*** Texte source

Mais s’il est admis que le parler algérien contient beaucoup de mots venant directement des langues des peuples qui ont occupé notre pays, il est difficile de reconnaître que nous utilisons encore plus de mots amazighs. Beaucoup d’Algériens arabophones reconnaissent aisément, et sans complexe aucun, les emprunts «européens», mais refusent de considérer que le parler algérien est tout aussi truffé de mots amazighs. Pourquoi, sur des dizaines de personnes interrogées par mes soins, une majorité quasi unanime refuse-t-elle de reconnaître ce fond amazigh dans notre parler quotidien ?
Même quand je leur montre que, dans une phrase aussi banale que «ouahed tobsi lubia» («une assiette de haricots») que l’on peut entendre dans toutes les gargotes algériennes, chacun des trois mots qui la constituent a son origine propre :
- le premier « ouahed » est arabe et désigne le chiffre un (1),
- le deuxième est amazigh (de adhobsi, mot encore usité et qui signifie disque ou assiette)
- et le troisième vient de alubia, mot espagnol signifiant haricot.
Ce refus est souvent très vif, d’une violence verbale inouïe, d’une agressivité et d’un dédain ironique si forts que cela m’intrigue depuis des années. «Moi parler kabyle ? ça ne va pas, non ?» Mes amis ne vont pas jusqu’à me traiter de fou mais le regard qu’ils me jettent n’en dit pas moins.
Oui, mais les exemples sont là évidents et têtus : notre langue parlée en Algérie est constituée pour une bonne part de mots amazighs. Et d’abord, les noms de nos chaînes montagneuses du Tessalah aux Aurès en passant par l’Ouarsénis, le Murdjadjo, le Djurdjura, le Hoggar, etc., sont tous amazighs. De même que les noms de plusieurs de nos villes, comme Tlemcen, Oran, Témouchent, Relizane, Tiaret, Ténès, Tizi Ouzou, Sétif, Tébessa, Batna, Guelma, Tamanrasset, de certains villages comme Missserghin, Arzew, Sfisef, Télagh, Frenda, Sougueur, Gouraya, Tigzirt, Azazga, Akbou, Fedj Mzala, Mdaourouch, Guenzet, de toutes nos rivières comme la Tafna, la Mekerra, le Seybouse etc. ne sont pas à l’évidence des mots arabes. Ceci s’explique par le fait qu’on ne peut pas changer facilement l’appellation d’un lieu géographiquement connu (les gens savants disent toponyme). N’importe quel géographe vous le dira_
Nous continuons encore à désigner des animaux par des vocables amazighs même quand nous connaissons leurs équivalents arabes. Personne parmi nous n’oserait dire leqlaq pour parler de la cigogne, ou soulahfat pour désigner la tortue mais nous utilisons plus facilement bellaredj ou fekroun. Et ces mots sont berbères.

******

### Énoncé
Recopiez à l'identique, dans le texte sur les mots amazighs du parler algérien, tout le passage depuis « - et le troisième » jusqu'à « dit pas moins. ».

*** Lignes

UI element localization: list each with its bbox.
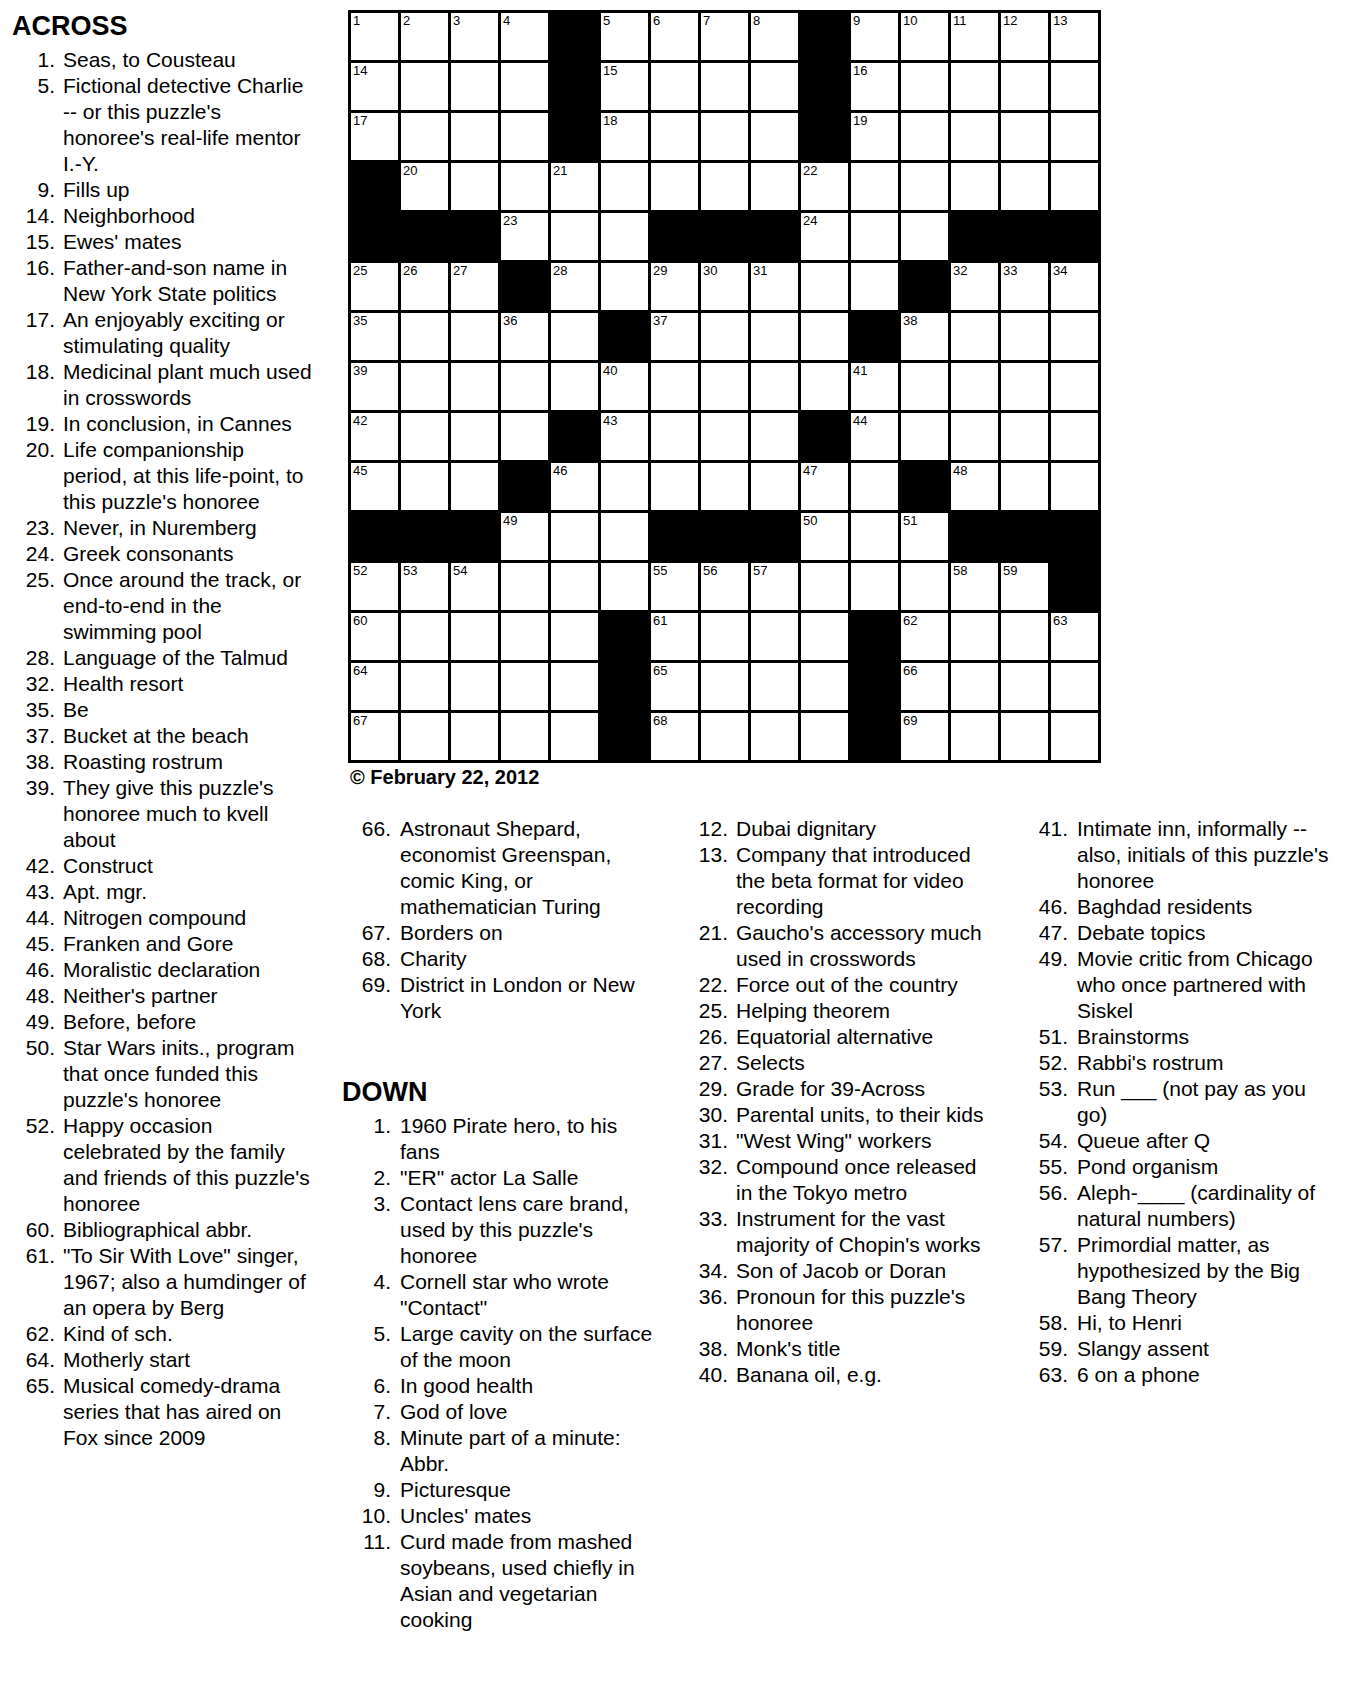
grid-cell[interactable] <box>1051 363 1098 410</box>
grid-cell[interactable] <box>851 513 898 560</box>
grid-cell[interactable]: 26 <box>401 263 448 310</box>
grid-cell[interactable] <box>1051 63 1098 110</box>
grid-cell[interactable]: 57 <box>751 563 798 610</box>
grid-cell[interactable]: 51 <box>901 513 948 560</box>
down-header: DOWN <box>342 1078 662 1106</box>
clue-text: Parental units, to their kids <box>736 1102 985 1128</box>
clue-text: Star Wars inits., program that once fund… <box>63 1035 312 1113</box>
grid-cell[interactable] <box>501 413 548 460</box>
grid-cell[interactable]: 28 <box>551 263 598 310</box>
grid-cell[interactable] <box>851 463 898 510</box>
cell-number: 56 <box>703 563 717 578</box>
grid-cell[interactable] <box>701 663 748 710</box>
grid-cell[interactable] <box>601 563 648 610</box>
clue-down-38: 38.Monk's title <box>649 1336 985 1362</box>
grid-cell[interactable]: 67 <box>351 713 398 760</box>
grid-cell[interactable]: 12 <box>1001 13 1048 60</box>
grid-cell[interactable]: 19 <box>851 113 898 160</box>
clue-text: Gaucho's accessory much used in crosswor… <box>736 920 985 972</box>
grid-cell[interactable] <box>501 713 548 760</box>
cell-number: 35 <box>353 313 367 328</box>
clue-across-23: 23.Never, in Nuremberg <box>10 515 312 541</box>
clue-text: Primordial matter, as hypothesized by th… <box>1077 1232 1336 1310</box>
cell-number: 39 <box>353 363 367 378</box>
grid-cell[interactable] <box>801 363 848 410</box>
clue-number: 56. <box>958 1180 1077 1206</box>
clue-text: Hi, to Henri <box>1077 1310 1336 1336</box>
clue-across-68: 68.Charity <box>340 946 662 972</box>
block-cell <box>851 713 898 760</box>
grid-cell[interactable]: 27 <box>451 263 498 310</box>
cell-number: 31 <box>753 263 767 278</box>
clue-number: 31. <box>649 1128 736 1154</box>
grid-cell[interactable] <box>401 413 448 460</box>
grid-cell[interactable] <box>951 63 998 110</box>
grid-cell[interactable]: 13 <box>1051 13 1098 60</box>
grid-cell[interactable]: 54 <box>451 563 498 610</box>
grid-cell[interactable]: 20 <box>401 163 448 210</box>
cell-number: 63 <box>1053 613 1067 628</box>
grid-cell[interactable] <box>451 313 498 360</box>
grid-cell[interactable] <box>601 213 648 260</box>
grid-cell[interactable] <box>551 513 598 560</box>
grid-cell[interactable] <box>1051 713 1098 760</box>
grid-cell[interactable] <box>501 113 548 160</box>
grid-cell[interactable] <box>901 563 948 610</box>
grid-cell[interactable] <box>1001 663 1048 710</box>
block-cell <box>601 613 648 660</box>
clue-text: Large cavity on the surface of the moon <box>400 1321 662 1373</box>
grid-cell[interactable]: 68 <box>651 713 698 760</box>
grid-cell[interactable] <box>501 663 548 710</box>
clue-number: 27. <box>649 1050 736 1076</box>
grid-cell[interactable] <box>601 513 648 560</box>
clue-across-69: 69.District in London or New York <box>340 972 662 1024</box>
grid-cell[interactable]: 11 <box>951 13 998 60</box>
clue-across-49: 49.Before, before <box>10 1009 312 1035</box>
grid-cell[interactable] <box>551 363 598 410</box>
grid-cell[interactable] <box>451 463 498 510</box>
grid-cell[interactable]: 23 <box>501 213 548 260</box>
grid-cell[interactable] <box>451 163 498 210</box>
grid-cell[interactable] <box>401 113 448 160</box>
grid-cell[interactable] <box>751 613 798 660</box>
grid-cell[interactable] <box>1051 163 1098 210</box>
grid-cell[interactable]: 46 <box>551 463 598 510</box>
grid-cell[interactable]: 37 <box>651 313 698 360</box>
clue-down-55: 55.Pond organism <box>958 1154 1336 1180</box>
grid-cell[interactable]: 44 <box>851 413 898 460</box>
grid-cell[interactable]: 35 <box>351 313 398 360</box>
down-clue-list-1: 1.1960 Pirate hero, to his fans2."ER" ac… <box>340 1113 662 1633</box>
cell-number: 36 <box>503 313 517 328</box>
grid-cell[interactable] <box>1051 113 1098 160</box>
clue-number: 60. <box>10 1217 63 1243</box>
clue-text: Brainstorms <box>1077 1024 1336 1050</box>
grid-cell[interactable] <box>601 163 648 210</box>
clue-number: 57. <box>958 1232 1077 1258</box>
clue-down-1: 1.1960 Pirate hero, to his fans <box>340 1113 662 1165</box>
grid-cell[interactable]: 21 <box>551 163 598 210</box>
clue-across-17: 17.An enjoyably exciting or stimulating … <box>10 307 312 359</box>
cell-number: 20 <box>403 163 417 178</box>
grid-cell[interactable]: 65 <box>651 663 698 710</box>
grid-cell[interactable] <box>401 363 448 410</box>
grid-cell[interactable] <box>551 663 598 710</box>
grid-cell[interactable]: 14 <box>351 63 398 110</box>
clue-number: 25. <box>649 998 736 1024</box>
clue-text: District in London or New York <box>400 972 662 1024</box>
grid-cell[interactable]: 61 <box>651 613 698 660</box>
clue-number: 67. <box>340 920 400 946</box>
grid-cell[interactable] <box>401 713 448 760</box>
grid-cell[interactable] <box>451 663 498 710</box>
grid-cell[interactable]: 47 <box>801 463 848 510</box>
grid-cell[interactable] <box>801 713 848 760</box>
grid-cell[interactable]: 22 <box>801 163 848 210</box>
grid-cell[interactable]: 5 <box>601 13 648 60</box>
block-cell <box>601 663 648 710</box>
clue-down-25: 25.Helping theorem <box>649 998 985 1024</box>
grid-cell[interactable] <box>1001 413 1048 460</box>
cell-number: 47 <box>803 463 817 478</box>
clue-number: 54. <box>958 1128 1077 1154</box>
grid-cell[interactable] <box>501 613 548 660</box>
clue-down-59: 59.Slangy assent <box>958 1336 1336 1362</box>
grid-cell[interactable]: 39 <box>351 363 398 410</box>
grid-cell[interactable]: 52 <box>351 563 398 610</box>
grid-cell[interactable] <box>701 113 748 160</box>
grid-cell[interactable]: 31 <box>751 263 798 310</box>
block-cell <box>351 163 398 210</box>
grid-cell[interactable]: 33 <box>1001 263 1048 310</box>
grid-cell[interactable] <box>701 313 748 360</box>
grid-cell[interactable]: 16 <box>851 63 898 110</box>
block-cell <box>401 213 448 260</box>
grid-cell[interactable] <box>901 413 948 460</box>
clue-column-3: 12.Dubai dignitary13.Company that introd… <box>649 816 985 1388</box>
clue-number: 61. <box>10 1243 63 1269</box>
clue-number: 46. <box>10 957 63 983</box>
grid-cell[interactable] <box>1001 613 1048 660</box>
grid-cell[interactable] <box>401 313 448 360</box>
grid-cell[interactable] <box>751 113 798 160</box>
grid-cell[interactable] <box>551 213 598 260</box>
grid-cell[interactable] <box>901 63 948 110</box>
grid-cell[interactable]: 45 <box>351 463 398 510</box>
grid-cell[interactable]: 60 <box>351 613 398 660</box>
grid-cell[interactable] <box>951 613 998 660</box>
clue-text: Life companionship period, at this life-… <box>63 437 312 515</box>
clue-number: 37. <box>10 723 63 749</box>
grid-cell[interactable]: 32 <box>951 263 998 310</box>
grid-cell[interactable] <box>851 563 898 610</box>
grid-cell[interactable]: 59 <box>1001 563 1048 610</box>
grid-cell[interactable] <box>851 213 898 260</box>
grid-cell[interactable]: 38 <box>901 313 948 360</box>
clue-number: 33. <box>649 1206 736 1232</box>
clue-down-31: 31."West Wing" workers <box>649 1128 985 1154</box>
clue-across-35: 35.Be <box>10 697 312 723</box>
grid-cell[interactable] <box>751 63 798 110</box>
grid-cell[interactable] <box>451 613 498 660</box>
clue-text: Monk's title <box>736 1336 985 1362</box>
clue-number: 13. <box>649 842 736 868</box>
grid-cell[interactable] <box>401 63 448 110</box>
grid-cell[interactable]: 49 <box>501 513 548 560</box>
cell-number: 67 <box>353 713 367 728</box>
clue-text: Be <box>63 697 312 723</box>
grid-cell[interactable] <box>751 313 798 360</box>
down-clue-list-3: 41.Intimate inn, informally -- also, ini… <box>958 816 1336 1388</box>
grid-cell[interactable]: 69 <box>901 713 948 760</box>
grid-cell[interactable] <box>451 413 498 460</box>
clue-down-9: 9.Picturesque <box>340 1477 662 1503</box>
clue-down-30: 30.Parental units, to their kids <box>649 1102 985 1128</box>
clue-across-37: 37.Bucket at the beach <box>10 723 312 749</box>
grid-cell[interactable] <box>551 713 598 760</box>
grid-cell[interactable] <box>651 63 698 110</box>
grid-cell[interactable] <box>551 613 598 660</box>
grid-cell[interactable] <box>1051 463 1098 510</box>
grid-cell[interactable] <box>901 163 948 210</box>
grid-cell[interactable]: 24 <box>801 213 848 260</box>
clue-number: 16. <box>10 255 63 281</box>
grid-cell[interactable]: 66 <box>901 663 948 710</box>
grid-cell[interactable] <box>1051 663 1098 710</box>
clue-number: 10. <box>340 1503 400 1529</box>
cell-number: 13 <box>1053 13 1067 28</box>
grid-cell[interactable] <box>651 463 698 510</box>
cell-number: 52 <box>353 563 367 578</box>
grid-cell[interactable] <box>801 613 848 660</box>
grid-cell[interactable]: 1 <box>351 13 398 60</box>
clue-number: 59. <box>958 1336 1077 1362</box>
clue-down-49: 49.Movie critic from Chicago who once pa… <box>958 946 1336 1024</box>
grid-cell[interactable] <box>951 413 998 460</box>
clue-number: 22. <box>649 972 736 998</box>
grid-cell[interactable] <box>451 113 498 160</box>
clue-down-58: 58.Hi, to Henri <box>958 1310 1336 1336</box>
grid-cell[interactable] <box>801 663 848 710</box>
clue-number: 23. <box>10 515 63 541</box>
clue-number: 26. <box>649 1024 736 1050</box>
clue-text: Apt. mgr. <box>63 879 312 905</box>
grid-cell[interactable]: 55 <box>651 563 698 610</box>
cell-number: 59 <box>1003 563 1017 578</box>
grid-cell[interactable]: 42 <box>351 413 398 460</box>
grid-cell[interactable]: 15 <box>601 63 648 110</box>
grid-cell[interactable] <box>651 113 698 160</box>
grid-cell[interactable] <box>501 63 548 110</box>
clue-text: Once around the track, or end-to-end in … <box>63 567 312 645</box>
grid-cell[interactable] <box>501 163 548 210</box>
grid-cell[interactable] <box>401 463 448 510</box>
grid-cell[interactable] <box>901 363 948 410</box>
grid-cell[interactable] <box>951 313 998 360</box>
block-cell <box>451 513 498 560</box>
clue-down-41: 41.Intimate inn, informally -- also, ini… <box>958 816 1336 894</box>
grid-cell[interactable]: 8 <box>751 13 798 60</box>
cell-number: 8 <box>753 13 760 28</box>
block-cell <box>351 513 398 560</box>
grid-cell[interactable]: 7 <box>701 13 748 60</box>
grid-cell[interactable] <box>451 63 498 110</box>
grid-cell[interactable] <box>701 463 748 510</box>
clue-text: "West Wing" workers <box>736 1128 985 1154</box>
grid-cell[interactable] <box>701 613 748 660</box>
grid-cell[interactable]: 18 <box>601 113 648 160</box>
clue-text: 6 on a phone <box>1077 1362 1336 1388</box>
grid-cell[interactable] <box>951 663 998 710</box>
clue-down-12: 12.Dubai dignitary <box>649 816 985 842</box>
grid-cell[interactable] <box>901 113 948 160</box>
block-cell <box>401 513 448 560</box>
clue-number: 65. <box>10 1373 63 1399</box>
grid-cell[interactable] <box>651 163 698 210</box>
clue-number: 46. <box>958 894 1077 920</box>
clue-down-36: 36.Pronoun for this puzzle's honoree <box>649 1284 985 1336</box>
cell-number: 46 <box>553 463 567 478</box>
grid-cell[interactable]: 2 <box>401 13 448 60</box>
cell-number: 21 <box>553 163 567 178</box>
grid-cell[interactable]: 6 <box>651 13 698 60</box>
grid-cell[interactable] <box>701 713 748 760</box>
grid-cell[interactable] <box>551 563 598 610</box>
grid-cell[interactable]: 36 <box>501 313 548 360</box>
grid-cell[interactable] <box>751 663 798 710</box>
grid-cell[interactable]: 63 <box>1051 613 1098 660</box>
grid-cell[interactable]: 62 <box>901 613 948 660</box>
clue-number: 24. <box>10 541 63 567</box>
grid-cell[interactable] <box>751 163 798 210</box>
clue-text: God of love <box>400 1399 662 1425</box>
grid-cell[interactable] <box>1001 713 1048 760</box>
clue-down-26: 26.Equatorial alternative <box>649 1024 985 1050</box>
grid-cell[interactable]: 58 <box>951 563 998 610</box>
grid-cell[interactable] <box>451 363 498 410</box>
clue-column-4: 41.Intimate inn, informally -- also, ini… <box>958 816 1336 1388</box>
grid-cell[interactable]: 10 <box>901 13 948 60</box>
clue-number: 2. <box>340 1165 400 1191</box>
grid-cell[interactable]: 41 <box>851 363 898 410</box>
block-cell <box>901 463 948 510</box>
across-clue-list-tail: 66.Astronaut Shepard, economist Greenspa… <box>340 816 662 1024</box>
clue-text: Roasting rostrum <box>63 749 312 775</box>
grid-cell[interactable] <box>701 63 748 110</box>
grid-cell[interactable] <box>601 463 648 510</box>
block-cell <box>651 213 698 260</box>
clue-number: 5. <box>10 73 63 99</box>
grid-cell[interactable] <box>1001 113 1048 160</box>
grid-cell[interactable] <box>951 113 998 160</box>
clue-number: 38. <box>10 749 63 775</box>
clue-text: Bucket at the beach <box>63 723 312 749</box>
grid-cell[interactable] <box>951 713 998 760</box>
grid-cell[interactable] <box>901 213 948 260</box>
clue-across-66: 66.Astronaut Shepard, economist Greenspa… <box>340 816 662 920</box>
grid-cell[interactable] <box>401 613 448 660</box>
grid-cell[interactable]: 4 <box>501 13 548 60</box>
clue-across-5: 5.Fictional detective Charlie -- or this… <box>10 73 312 177</box>
clue-text: Neighborhood <box>63 203 312 229</box>
clue-number: 63. <box>958 1362 1077 1388</box>
block-cell <box>851 313 898 360</box>
grid-cell[interactable] <box>1051 313 1098 360</box>
grid-cell[interactable] <box>1001 363 1048 410</box>
clue-number: 7. <box>340 1399 400 1425</box>
grid-cell[interactable] <box>401 663 448 710</box>
grid-cell[interactable] <box>951 163 998 210</box>
clue-number: 1. <box>340 1113 400 1139</box>
clue-number: 47. <box>958 920 1077 946</box>
clue-across-18: 18.Medicinal plant much used in crosswor… <box>10 359 312 411</box>
grid-cell[interactable] <box>651 413 698 460</box>
clue-text: Borders on <box>400 920 662 946</box>
clue-text: Run ___ (not pay as you go) <box>1077 1076 1336 1128</box>
grid-cell[interactable]: 29 <box>651 263 698 310</box>
clue-text: Baghdad residents <box>1077 894 1336 920</box>
clue-number: 8. <box>340 1425 400 1451</box>
grid-cell[interactable]: 25 <box>351 263 398 310</box>
grid-cell[interactable]: 53 <box>401 563 448 610</box>
clue-number: 25. <box>10 567 63 593</box>
grid-cell[interactable] <box>701 163 748 210</box>
grid-cell[interactable]: 56 <box>701 563 748 610</box>
grid-cell[interactable]: 50 <box>801 513 848 560</box>
grid-cell[interactable] <box>501 363 548 410</box>
grid-cell[interactable] <box>601 263 648 310</box>
grid-cell[interactable] <box>751 363 798 410</box>
clue-number: 49. <box>958 946 1077 972</box>
grid-cell[interactable] <box>651 363 698 410</box>
grid-cell[interactable] <box>701 413 748 460</box>
grid-cell[interactable]: 34 <box>1051 263 1098 310</box>
grid-cell[interactable] <box>1001 63 1048 110</box>
grid-cell[interactable] <box>751 413 798 460</box>
grid-cell[interactable]: 40 <box>601 363 648 410</box>
grid-cell[interactable] <box>1051 413 1098 460</box>
grid-cell[interactable] <box>1001 463 1048 510</box>
grid-cell[interactable] <box>551 313 598 360</box>
clue-text: Queue after Q <box>1077 1128 1336 1154</box>
grid-cell[interactable] <box>501 563 548 610</box>
grid-cell[interactable] <box>951 363 998 410</box>
grid-cell[interactable] <box>801 263 848 310</box>
grid-cell[interactable] <box>451 713 498 760</box>
grid-cell[interactable] <box>801 313 848 360</box>
grid-cell[interactable]: 64 <box>351 663 398 710</box>
grid-cell[interactable]: 30 <box>701 263 748 310</box>
grid-cell[interactable]: 48 <box>951 463 998 510</box>
clue-number: 5. <box>340 1321 400 1347</box>
grid-cell[interactable] <box>751 713 798 760</box>
across-clue-list: 1.Seas, to Cousteau5.Fictional detective… <box>10 47 312 1451</box>
grid-cell[interactable] <box>751 463 798 510</box>
grid-cell[interactable] <box>851 263 898 310</box>
grid-cell[interactable] <box>801 563 848 610</box>
grid-cell[interactable] <box>851 163 898 210</box>
grid-cell[interactable] <box>1001 163 1048 210</box>
grid-cell[interactable]: 43 <box>601 413 648 460</box>
grid-cell[interactable]: 3 <box>451 13 498 60</box>
clue-number: 51. <box>958 1024 1077 1050</box>
grid-cell[interactable]: 17 <box>351 113 398 160</box>
grid-cell[interactable]: 9 <box>851 13 898 60</box>
grid-cell[interactable] <box>701 363 748 410</box>
block-cell <box>551 413 598 460</box>
grid-cell[interactable] <box>1001 313 1048 360</box>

******

### Corrigé
- et le troisième vient de alubia, mot espagnol signifiant haricot.
Ce refus est souvent très vif, d’une violence verbale inouïe, d’une agressivité et d’un dédain ironique si forts que cela m’intrigue depuis des années. «Moi parler kabyle ? ça ne va pas, non ?» Mes amis ne vont pas jusqu’à me traiter de fou mais le regard qu’ils me jettent n’en dit pas moins.